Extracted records
------------------------------------

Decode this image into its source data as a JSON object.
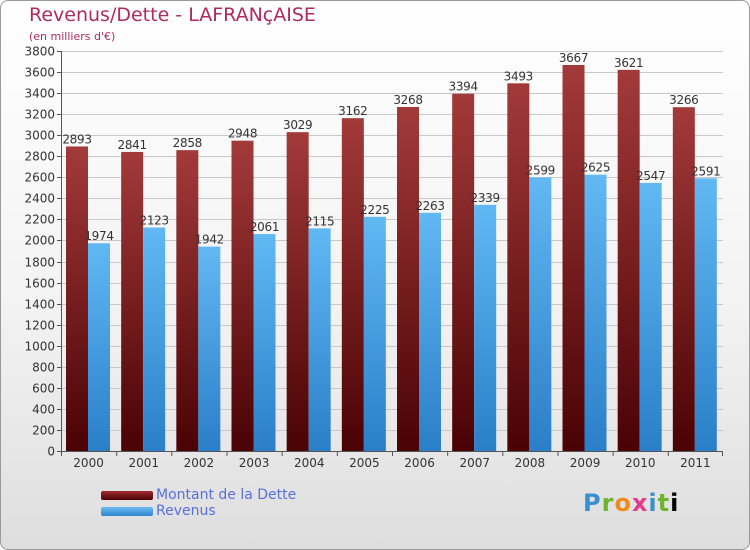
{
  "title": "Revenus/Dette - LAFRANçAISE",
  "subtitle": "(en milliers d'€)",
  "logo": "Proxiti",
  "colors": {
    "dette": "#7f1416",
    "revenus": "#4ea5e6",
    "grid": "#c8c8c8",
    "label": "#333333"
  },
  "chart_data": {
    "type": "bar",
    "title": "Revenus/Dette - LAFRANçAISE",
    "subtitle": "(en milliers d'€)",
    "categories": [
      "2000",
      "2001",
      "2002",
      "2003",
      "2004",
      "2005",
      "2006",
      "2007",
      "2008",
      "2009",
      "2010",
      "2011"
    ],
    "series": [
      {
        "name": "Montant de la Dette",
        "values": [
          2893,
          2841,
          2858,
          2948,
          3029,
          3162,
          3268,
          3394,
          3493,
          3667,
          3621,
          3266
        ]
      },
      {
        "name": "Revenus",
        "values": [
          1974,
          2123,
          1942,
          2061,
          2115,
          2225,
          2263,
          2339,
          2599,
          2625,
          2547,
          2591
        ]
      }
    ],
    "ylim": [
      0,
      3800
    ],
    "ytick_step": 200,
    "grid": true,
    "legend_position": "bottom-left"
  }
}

------------------------------------

*Objective*
Look through the entries above; copy each line where the string "name" appears.

*Output below*
        "name": "Montant de la Dette",
        "name": "Revenus",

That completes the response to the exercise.